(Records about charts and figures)
##########

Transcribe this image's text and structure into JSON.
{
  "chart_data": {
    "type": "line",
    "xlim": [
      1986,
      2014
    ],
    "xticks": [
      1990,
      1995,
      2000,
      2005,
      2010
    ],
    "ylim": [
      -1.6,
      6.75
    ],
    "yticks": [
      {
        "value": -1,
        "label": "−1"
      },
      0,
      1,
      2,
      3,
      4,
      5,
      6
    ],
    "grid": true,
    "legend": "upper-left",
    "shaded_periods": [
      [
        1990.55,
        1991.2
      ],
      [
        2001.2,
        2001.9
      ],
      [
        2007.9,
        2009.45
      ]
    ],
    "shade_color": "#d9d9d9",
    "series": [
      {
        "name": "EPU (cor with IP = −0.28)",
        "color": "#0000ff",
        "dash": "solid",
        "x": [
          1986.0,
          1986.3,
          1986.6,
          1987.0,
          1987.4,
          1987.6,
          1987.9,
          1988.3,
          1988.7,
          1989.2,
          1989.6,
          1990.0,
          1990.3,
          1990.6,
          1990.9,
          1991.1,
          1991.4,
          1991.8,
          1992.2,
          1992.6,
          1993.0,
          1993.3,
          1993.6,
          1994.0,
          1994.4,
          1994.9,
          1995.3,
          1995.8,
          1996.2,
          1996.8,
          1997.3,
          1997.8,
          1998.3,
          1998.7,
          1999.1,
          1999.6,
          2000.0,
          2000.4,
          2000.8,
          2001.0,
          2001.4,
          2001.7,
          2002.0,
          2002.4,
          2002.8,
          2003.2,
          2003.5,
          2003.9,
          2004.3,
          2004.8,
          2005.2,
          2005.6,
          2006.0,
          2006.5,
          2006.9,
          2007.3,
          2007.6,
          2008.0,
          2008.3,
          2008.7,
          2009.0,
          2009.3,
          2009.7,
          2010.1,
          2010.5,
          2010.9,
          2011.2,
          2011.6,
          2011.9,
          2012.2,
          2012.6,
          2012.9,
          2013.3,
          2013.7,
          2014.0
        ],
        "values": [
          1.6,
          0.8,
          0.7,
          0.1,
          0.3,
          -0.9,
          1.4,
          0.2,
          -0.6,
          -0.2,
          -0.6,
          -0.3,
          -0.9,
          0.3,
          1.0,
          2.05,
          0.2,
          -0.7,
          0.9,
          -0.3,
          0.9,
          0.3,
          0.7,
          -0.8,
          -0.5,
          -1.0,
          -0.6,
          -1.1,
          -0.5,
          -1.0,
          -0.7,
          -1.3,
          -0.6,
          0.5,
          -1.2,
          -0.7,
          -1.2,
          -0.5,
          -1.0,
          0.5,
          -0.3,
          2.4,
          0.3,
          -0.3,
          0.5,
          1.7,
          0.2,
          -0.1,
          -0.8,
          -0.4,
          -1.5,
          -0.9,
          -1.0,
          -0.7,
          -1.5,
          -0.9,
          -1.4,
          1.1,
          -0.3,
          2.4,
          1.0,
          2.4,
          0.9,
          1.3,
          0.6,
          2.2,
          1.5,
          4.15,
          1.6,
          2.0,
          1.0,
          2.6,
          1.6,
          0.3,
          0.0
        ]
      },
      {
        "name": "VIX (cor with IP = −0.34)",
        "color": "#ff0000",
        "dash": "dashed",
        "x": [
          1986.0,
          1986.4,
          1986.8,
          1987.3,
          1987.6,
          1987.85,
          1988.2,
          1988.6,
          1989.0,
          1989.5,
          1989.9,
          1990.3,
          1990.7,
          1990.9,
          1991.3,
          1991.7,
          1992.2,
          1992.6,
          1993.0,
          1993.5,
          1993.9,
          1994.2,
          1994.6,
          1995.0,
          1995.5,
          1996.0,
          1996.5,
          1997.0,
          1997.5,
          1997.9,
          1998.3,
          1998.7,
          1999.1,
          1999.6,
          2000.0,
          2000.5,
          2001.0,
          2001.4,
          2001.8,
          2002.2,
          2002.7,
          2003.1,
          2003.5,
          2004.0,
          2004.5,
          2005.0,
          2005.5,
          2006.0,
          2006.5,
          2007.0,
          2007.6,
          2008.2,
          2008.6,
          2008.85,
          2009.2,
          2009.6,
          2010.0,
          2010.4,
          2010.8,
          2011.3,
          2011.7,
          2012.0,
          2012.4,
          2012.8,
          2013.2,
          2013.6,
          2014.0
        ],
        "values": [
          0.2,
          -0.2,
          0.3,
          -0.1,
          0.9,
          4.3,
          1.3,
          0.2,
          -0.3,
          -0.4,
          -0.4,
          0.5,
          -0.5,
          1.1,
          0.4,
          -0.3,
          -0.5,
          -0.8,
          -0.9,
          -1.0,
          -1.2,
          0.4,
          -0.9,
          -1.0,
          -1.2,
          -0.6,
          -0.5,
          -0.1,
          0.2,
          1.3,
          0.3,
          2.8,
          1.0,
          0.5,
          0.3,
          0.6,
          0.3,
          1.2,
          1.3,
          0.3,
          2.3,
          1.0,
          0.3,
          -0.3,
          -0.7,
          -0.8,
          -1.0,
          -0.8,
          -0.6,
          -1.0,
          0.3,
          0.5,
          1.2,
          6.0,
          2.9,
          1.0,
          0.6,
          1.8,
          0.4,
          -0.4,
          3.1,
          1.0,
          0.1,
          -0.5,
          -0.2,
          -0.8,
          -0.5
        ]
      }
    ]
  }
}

##########

Copy out each line of the entries that holds "with".

        "name": "EPU (cor with IP = −0.28)",
        "name": "VIX (cor with IP = −0.34)",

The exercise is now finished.